'''
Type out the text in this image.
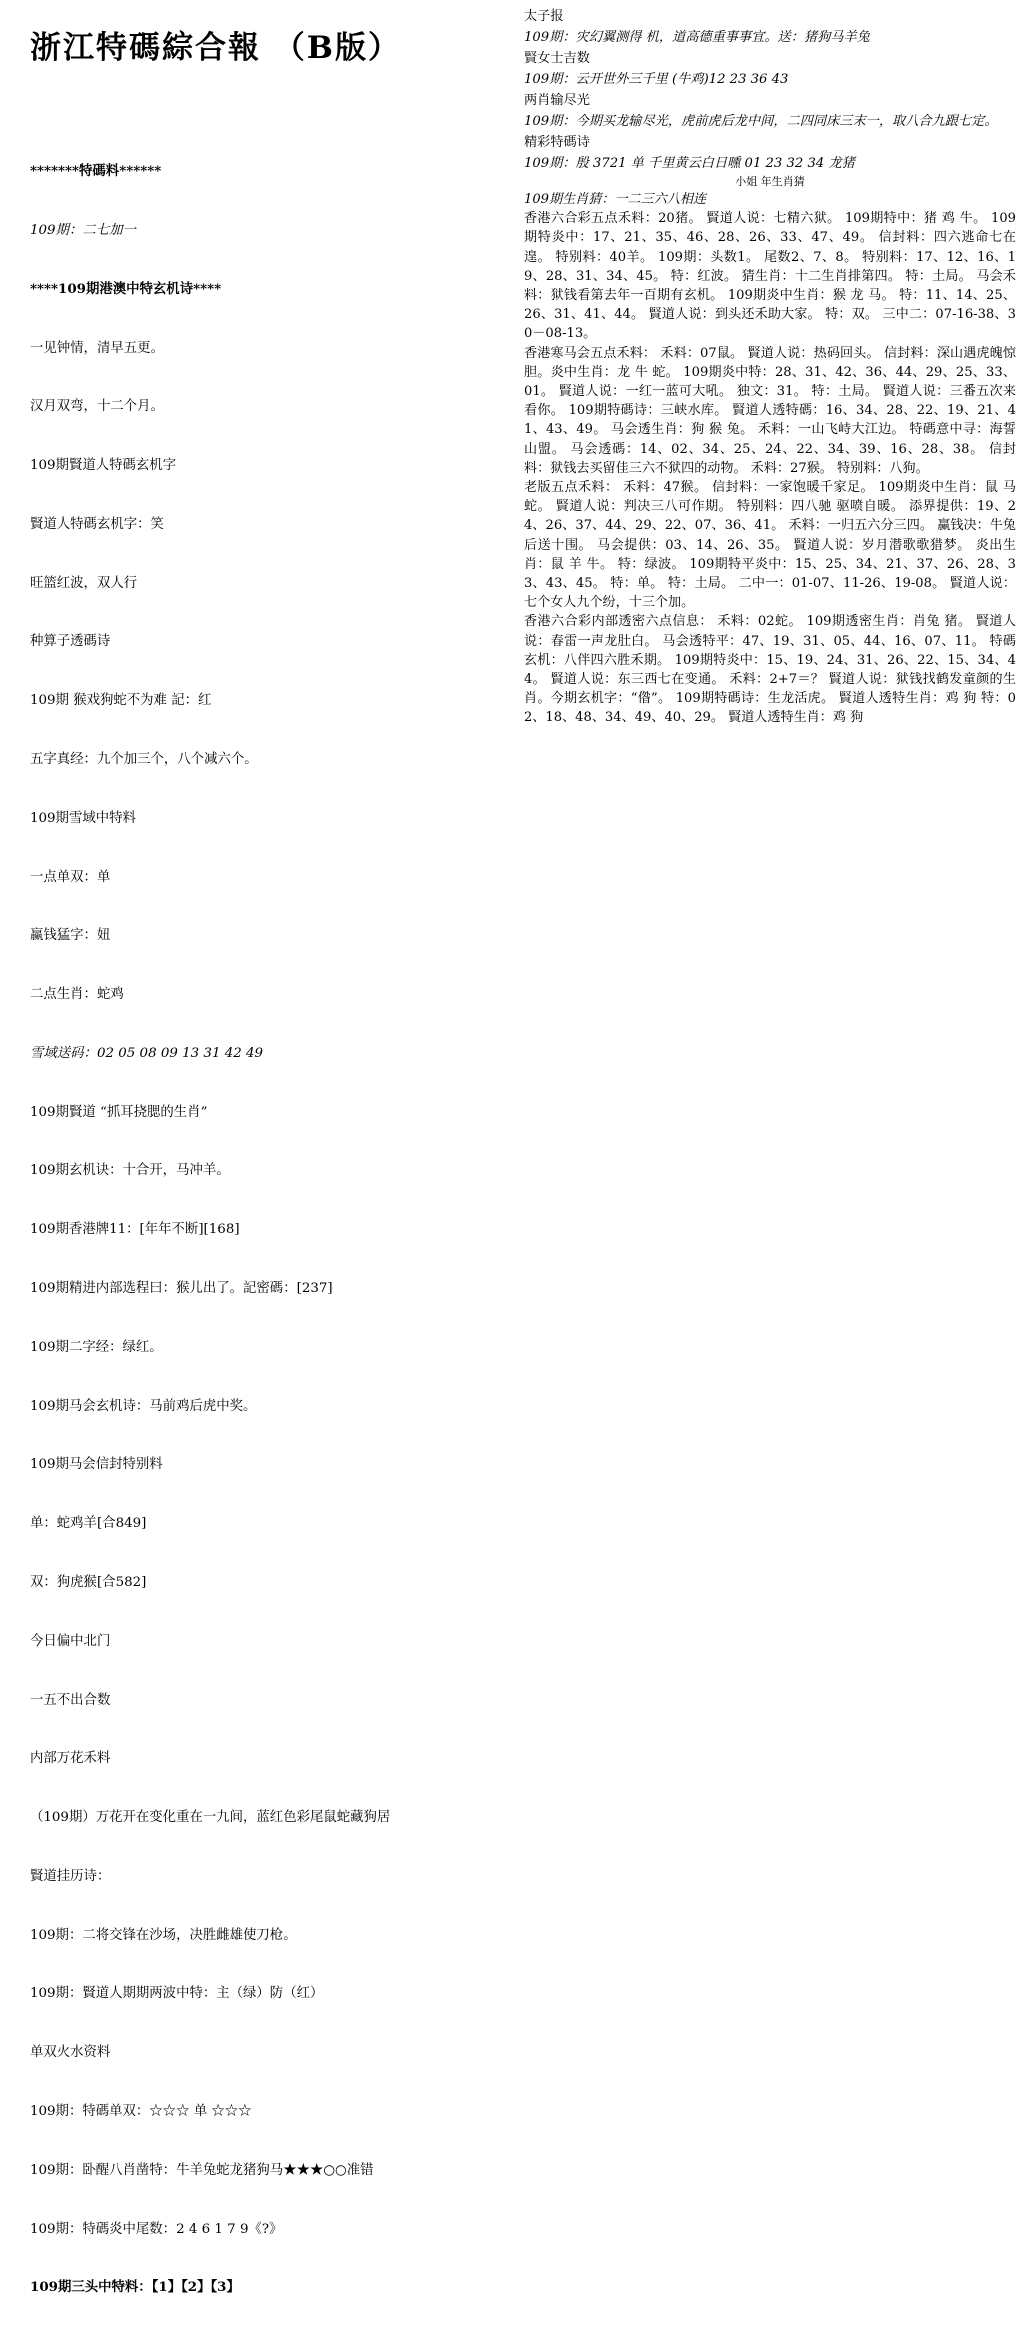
浙江特碼綜合報 （B版）

*******特碼料******

109期：二七加一

****109期港澳中特玄机诗****

一见钟情，清早五更。

汉月双弯，十二个月。

109期賢道人特碼玄机字

賢道人特碼玄机字：笑

旺篮红波，双人行

种算子透碼诗

109期 猴戏狗蛇不为难 記：红

五字真经：九个加三个，八个减六个。

109期雪域中特料

一点单双：单

赢钱猛字：妞

二点生肖：蛇鸡

雪域送码：02 05 08 09 13 31 42 49

109期賢道 “抓耳挠腮的生肖”

109期玄机诀：十合开，马冲羊。

109期香港牌11：[年年不断][168]

109期精进内部选程曰：猴儿出了。記密碼：[237]

109期二字经：绿红。

109期马会玄机诗：马前鸡后虎中奖。

109期马会信封特别料

单：蛇鸡羊[合849]

双：狗虎猴[合582]

今日偏中北门

一五不出合数

内部万花禾料

（109期）万花开在变化重在一九间，蓝红色彩尾鼠蛇藏狗居

賢道挂历诗：

109期：二将交锋在沙场，决胜雌雄使刀枪。

109期：賢道人期期两波中特：主（绿）防（红）

单双火水资料

109期：特碼单双：☆☆☆ 单 ☆☆☆

109期：卧醒八肖凿特：牛羊兔蛇龙猪狗马★★★○○准错

109期：特碼炎中尾数：2 4 6 1 7 9《?》

109期三头中特料：【1】【2】【3】

太子报
109期：灾幻翼测得 机，道高德重事事宜。送：猪狗马羊兔
賢女士吉数
109期：云开世外三千里 (牛鸡)12 23 36 43
两肖输尽光
109期：今期买龙输尽光，虎前虎后龙中间，二四同床三末一，取八合九跟七定。
精彩特碼诗
109期：殷 3721 单 千里黄云白日曛 01 23 32 34 龙猪
小姐 年生肖猜
109期生肖猜：一二三六八相连
香港六合彩五点禾料：20猪。 賢道人说：七精六狱。 109期特中：猪 鸡 牛。 109期特炎中：17、21、35、46、28、26、33、47、49。 信封料：四六逃命七在遑。 特别料：40羊。 109期：头数1。 尾数2、7、8。 特别料：17、12、16、19、28、31、34、45。 特：红波。 猜生肖：十二生肖排第四。 特：土局。 马会禾料：狱钱看第去年一百期有玄机。 109期炎中生肖：猴 龙 马。 特：11、14、25、26、31、41、44。 賢道人说：到头还禾助大家。 特：双。 三中二：07-16-38、30－08-13。
香港寒马会五点禾料： 禾料：07鼠。 賢道人说：热码回头。 信封料：深山遇虎魄惊胆。炎中生肖：龙 牛 蛇。 109期炎中特：28、31、42、36、44、29、25、33、01。 賢道人说：一红一蓝可大吼。 独文：31。 特：土局。 賢道人说：三番五次来看你。 109期特碼诗：三峡水库。 賢道人透特碼：16、34、28、22、19、21、41、43、49。 马会透生肖：狗 猴 兔。 禾料：一山飞峙大江边。 特碼意中寻：海誓山盟。 马会透碼：14、02、34、25、24、22、34、39、16、28、38。 信封料：狱钱去买留佳三六不狱四的动物。 禾料：27猴。 特别料：八狗。
老版五点禾料： 禾料：47猴。 信封料：一家饱暖千家足。 109期炎中生肖：鼠 马 蛇。 賢道人说：判决三八可作期。 特别料：四八驰 驱喷自暖。 添界提供：19、24、26、37、44、29、22、07、36、41。 禾料：一归五六分三四。 赢钱决：牛兔后送十围。 马会提供：03、14、26、35。 賢道人说：岁月潜歌歌猎梦。 炎出生肖：鼠 羊 牛。 特：绿波。 109期特平炎中：15、25、34、21、37、26、28、33、43、45。 特：单。 特：土局。 二中一：01-07、11-26、19-08。 賢道人说：七个女人九个纷，十三个加。
香港六合彩内部透密六点信息： 禾料：02蛇。 109期透密生肖：肖兔 猪。 賢道人说：春雷一声龙肚白。 马会透特平：47、19、31、05、44、16、07、11。 特碼玄机：八伴四六胜禾期。 109期特炎中：15、19、24、31、26、22、15、34、44。 賢道人说：东三西七在变通。 禾料：2+7＝？ 賢道人说：狱钱找鹤发童颜的生肖。今期玄机字：“偺”。 109期特碼诗：生龙活虎。 賢道人透特生肖：鸡 狗 特：02、18、48、34、49、40、29。 賢道人透特生肖：鸡 狗
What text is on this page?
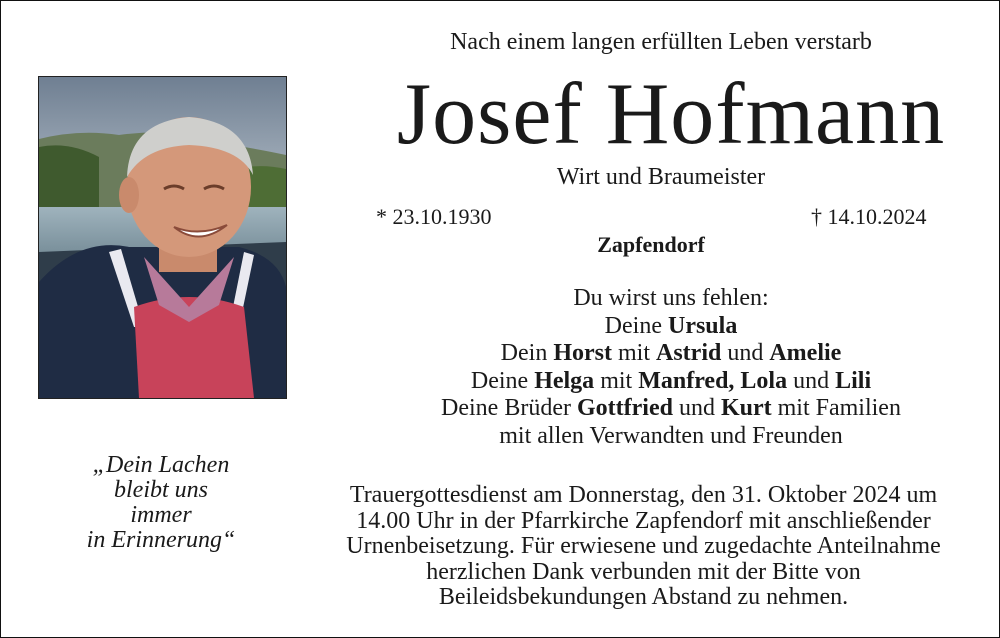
Nach einem langen erfüllten Leben verstarb
Josef Hofmann
Wirt und Braumeister
* 23.10.1930	† 14.10.2024
Zapfendorf
Du wirst uns fehlen:
Deine Ursula
Dein Horst mit Astrid und Amelie
Deine Helga mit Manfred, Lola und Lili
Deine Brüder Gottfried und Kurt mit Familien
mit allen Verwandten und Freunden
„Dein Lachen
bleibt uns
immer
in Erinnerung“
Trauergottesdienst am Donnerstag, den 31. Oktober 2024 um
14.00 Uhr in der Pfarrkirche Zapfendorf mit anschließender
Urnenbeisetzung. Für erwiesene und zugedachte Anteilnahme
herzlichen Dank verbunden mit der Bitte von
Beileidsbekundungen Abstand zu nehmen.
'''
**To be done:** Give every line back word for word and leave the pictures out.

**Solution for this task:**
Type out the text in this image.
浙江特碼綜合報 （B版）

*******特碼料******

109期：二七加一

****109期港澳中特玄机诗****

一见钟情，清早五更。

汉月双弯，十二个月。

109期賢道人特碼玄机字

賢道人特碼玄机字：笑

旺篮红波，双人行

种算子透碼诗

109期 猴戏狗蛇不为难 記：红

五字真经：九个加三个，八个减六个。

109期雪域中特料

一点单双：单

赢钱猛字：妞

二点生肖：蛇鸡

雪域送码：02 05 08 09 13 31 42 49

109期賢道 “抓耳挠腮的生肖”

109期玄机诀：十合开，马冲羊。

109期香港牌11：[年年不断][168]

109期精进内部选程曰：猴儿出了。記密碼：[237]

109期二字经：绿红。

109期马会玄机诗：马前鸡后虎中奖。

109期马会信封特别料

单：蛇鸡羊[合849]

双：狗虎猴[合582]

今日偏中北门

一五不出合数

内部万花禾料

（109期）万花开在变化重在一九间，蓝红色彩尾鼠蛇藏狗居

賢道挂历诗：

109期：二将交锋在沙场，决胜雌雄使刀枪。

109期：賢道人期期两波中特：主（绿）防（红）

单双火水资料

109期：特碼单双：☆☆☆ 单 ☆☆☆

109期：卧醒八肖凿特：牛羊兔蛇龙猪狗马★★★○○准错

109期：特碼炎中尾数：2 4 6 1 7 9《?》

109期三头中特料：【1】【2】【3】

太子报
109期：灾幻翼测得 机，道高德重事事宜。送：猪狗马羊兔
賢女士吉数
109期：云开世外三千里 (牛鸡)12 23 36 43
两肖输尽光
109期：今期买龙输尽光，虎前虎后龙中间，二四同床三末一，取八合九跟七定。
精彩特碼诗
109期：殷 3721 单 千里黄云白日曛 01 23 32 34 龙猪
小姐 年生肖猜
109期生肖猜：一二三六八相连
香港六合彩五点禾料：20猪。 賢道人说：七精六狱。 109期特中：猪 鸡 牛。 109期特炎中：17、21、35、46、28、26、33、47、49。 信封料：四六逃命七在遑。 特别料：40羊。 109期：头数1。 尾数2、7、8。 特别料：17、12、16、19、28、31、34、45。 特：红波。 猜生肖：十二生肖排第四。 特：土局。 马会禾料：狱钱看第去年一百期有玄机。 109期炎中生肖：猴 龙 马。 特：11、14、25、26、31、41、44。 賢道人说：到头还禾助大家。 特：双。 三中二：07-16-38、30－08-13。
香港寒马会五点禾料： 禾料：07鼠。 賢道人说：热码回头。 信封料：深山遇虎魄惊胆。炎中生肖：龙 牛 蛇。 109期炎中特：28、31、42、36、44、29、25、33、01。 賢道人说：一红一蓝可大吼。 独文：31。 特：土局。 賢道人说：三番五次来看你。 109期特碼诗：三峡水库。 賢道人透特碼：16、34、28、22、19、21、41、43、49。 马会透生肖：狗 猴 兔。 禾料：一山飞峙大江边。 特碼意中寻：海誓山盟。 马会透碼：14、02、34、25、24、22、34、39、16、28、38。 信封料：狱钱去买留佳三六不狱四的动物。 禾料：27猴。 特别料：八狗。
老版五点禾料： 禾料：47猴。 信封料：一家饱暖千家足。 109期炎中生肖：鼠 马 蛇。 賢道人说：判决三八可作期。 特别料：四八驰 驱喷自暖。 添界提供：19、24、26、37、44、29、22、07、36、41。 禾料：一归五六分三四。 赢钱决：牛兔后送十围。 马会提供：03、14、26、35。 賢道人说：岁月潜歌歌猎梦。 炎出生肖：鼠 羊 牛。 特：绿波。 109期特平炎中：15、25、34、21、37、26、28、33、43、45。 特：单。 特：土局。 二中一：01-07、11-26、19-08。 賢道人说：七个女人九个纷，十三个加。
香港六合彩内部透密六点信息： 禾料：02蛇。 109期透密生肖：肖兔 猪。 賢道人说：春雷一声龙肚白。 马会透特平：47、19、31、05、44、16、07、11。 特碼玄机：八伴四六胜禾期。 109期特炎中：15、19、24、31、26、22、15、34、44。 賢道人说：东三西七在变通。 禾料：2+7＝？ 賢道人说：狱钱找鹤发童颜的生肖。今期玄机字：“偺”。 109期特碼诗：生龙活虎。 賢道人透特生肖：鸡 狗 特：02、18、48、34、49、40、29。 賢道人透特生肖：鸡 狗
What text is on this page?
Nach einem langen erfüllten Leben verstarb
Josef Hofmann
Wirt und Braumeister
* 23.10.1930	† 14.10.2024
Zapfendorf
Du wirst uns fehlen:
Deine Ursula
Dein Horst mit Astrid und Amelie
Deine Helga mit Manfred, Lola und Lili
Deine Brüder Gottfried und Kurt mit Familien
mit allen Verwandten und Freunden
„Dein Lachen
bleibt uns
immer
in Erinnerung“
Trauergottesdienst am Donnerstag, den 31. Oktober 2024 um
14.00 Uhr in der Pfarrkirche Zapfendorf mit anschließender
Urnenbeisetzung. Für erwiesene und zugedachte Anteilnahme
herzlichen Dank verbunden mit der Bitte von
Beileidsbekundungen Abstand zu nehmen.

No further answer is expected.